* [Work to be completed]: Starting with the line with "Patent image size: (969, 1023)." and going on through the line with "The sprocket 26 is at (473, 649).", write out those lines again with "conventional" swapped for "standard" and nothing else changed.
┏━━
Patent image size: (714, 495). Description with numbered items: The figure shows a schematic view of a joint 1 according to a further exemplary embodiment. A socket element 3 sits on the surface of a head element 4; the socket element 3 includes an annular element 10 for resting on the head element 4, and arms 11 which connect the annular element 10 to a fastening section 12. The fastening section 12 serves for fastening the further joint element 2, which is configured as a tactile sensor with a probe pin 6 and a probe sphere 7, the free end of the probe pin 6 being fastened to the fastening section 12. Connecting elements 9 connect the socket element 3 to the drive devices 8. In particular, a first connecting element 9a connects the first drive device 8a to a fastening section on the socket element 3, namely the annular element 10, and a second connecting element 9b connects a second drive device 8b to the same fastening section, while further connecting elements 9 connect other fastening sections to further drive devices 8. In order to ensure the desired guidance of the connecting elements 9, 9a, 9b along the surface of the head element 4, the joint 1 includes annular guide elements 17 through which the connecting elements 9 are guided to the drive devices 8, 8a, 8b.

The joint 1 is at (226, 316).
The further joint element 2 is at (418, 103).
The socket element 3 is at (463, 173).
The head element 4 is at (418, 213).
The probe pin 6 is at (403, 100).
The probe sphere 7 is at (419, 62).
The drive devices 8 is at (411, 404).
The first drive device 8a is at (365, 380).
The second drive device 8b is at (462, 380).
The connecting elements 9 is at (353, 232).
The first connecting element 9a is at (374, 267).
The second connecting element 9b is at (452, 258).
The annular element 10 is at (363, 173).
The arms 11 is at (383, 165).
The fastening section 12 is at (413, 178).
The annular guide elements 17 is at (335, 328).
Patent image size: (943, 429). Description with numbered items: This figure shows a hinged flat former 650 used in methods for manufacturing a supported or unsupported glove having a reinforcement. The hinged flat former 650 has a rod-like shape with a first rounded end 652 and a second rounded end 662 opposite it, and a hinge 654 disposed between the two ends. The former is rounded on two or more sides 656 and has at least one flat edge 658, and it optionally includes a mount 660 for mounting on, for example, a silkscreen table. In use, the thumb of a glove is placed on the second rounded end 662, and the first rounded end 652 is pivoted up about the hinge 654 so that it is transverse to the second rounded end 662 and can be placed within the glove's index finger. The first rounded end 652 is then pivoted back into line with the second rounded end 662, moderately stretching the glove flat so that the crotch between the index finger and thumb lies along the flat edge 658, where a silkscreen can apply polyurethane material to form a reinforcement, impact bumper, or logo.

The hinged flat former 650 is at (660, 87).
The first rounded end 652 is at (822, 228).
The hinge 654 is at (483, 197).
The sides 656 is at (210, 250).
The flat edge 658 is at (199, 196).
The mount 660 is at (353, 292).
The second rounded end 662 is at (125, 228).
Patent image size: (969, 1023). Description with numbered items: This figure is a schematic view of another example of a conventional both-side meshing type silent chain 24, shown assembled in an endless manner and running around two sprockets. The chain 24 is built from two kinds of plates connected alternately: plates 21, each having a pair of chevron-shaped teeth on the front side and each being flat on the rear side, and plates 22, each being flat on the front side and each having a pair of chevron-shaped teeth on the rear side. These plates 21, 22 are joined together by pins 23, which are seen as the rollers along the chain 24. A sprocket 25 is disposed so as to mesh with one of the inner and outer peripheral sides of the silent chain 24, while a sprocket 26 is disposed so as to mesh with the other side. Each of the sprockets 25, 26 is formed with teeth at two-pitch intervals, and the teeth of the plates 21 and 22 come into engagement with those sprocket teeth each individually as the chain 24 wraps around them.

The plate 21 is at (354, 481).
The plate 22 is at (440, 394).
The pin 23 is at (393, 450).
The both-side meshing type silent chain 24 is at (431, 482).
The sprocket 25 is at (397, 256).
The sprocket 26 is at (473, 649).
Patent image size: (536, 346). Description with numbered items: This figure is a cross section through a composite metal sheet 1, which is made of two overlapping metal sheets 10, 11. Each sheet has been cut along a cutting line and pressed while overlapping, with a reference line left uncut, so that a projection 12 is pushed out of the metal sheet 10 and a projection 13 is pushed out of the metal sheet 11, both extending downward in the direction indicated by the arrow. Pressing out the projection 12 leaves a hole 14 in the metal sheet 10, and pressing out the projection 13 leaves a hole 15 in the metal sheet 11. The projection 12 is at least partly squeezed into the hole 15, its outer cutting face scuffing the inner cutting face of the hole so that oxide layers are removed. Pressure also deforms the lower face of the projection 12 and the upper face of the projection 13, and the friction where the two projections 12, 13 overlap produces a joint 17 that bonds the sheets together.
┗━━
* [Exercise output]:
Patent image size: (969, 1023). Description with numbered items: This figure is a schematic view of another example of a standard both-side meshing type silent chain 24, shown assembled in an endless manner and running around two sprockets. The chain 24 is built from two kinds of plates connected alternately: plates 21, each having a pair of chevron-shaped teeth on the front side and each being flat on the rear side, and plates 22, each being flat on the front side and each having a pair of chevron-shaped teeth on the rear side. These plates 21, 22 are joined together by pins 23, which are seen as the rollers along the chain 24. A sprocket 25 is disposed so as to mesh with one of the inner and outer peripheral sides of the silent chain 24, while a sprocket 26 is disposed so as to mesh with the other side. Each of the sprockets 25, 26 is formed with teeth at two-pitch intervals, and the teeth of the plates 21 and 22 come into engagement with those sprocket teeth each individually as the chain 24 wraps around them.

The plate 21 is at (354, 481).
The plate 22 is at (440, 394).
The pin 23 is at (393, 450).
The both-side meshing type silent chain 24 is at (431, 482).
The sprocket 25 is at (397, 256).
The sprocket 26 is at (473, 649).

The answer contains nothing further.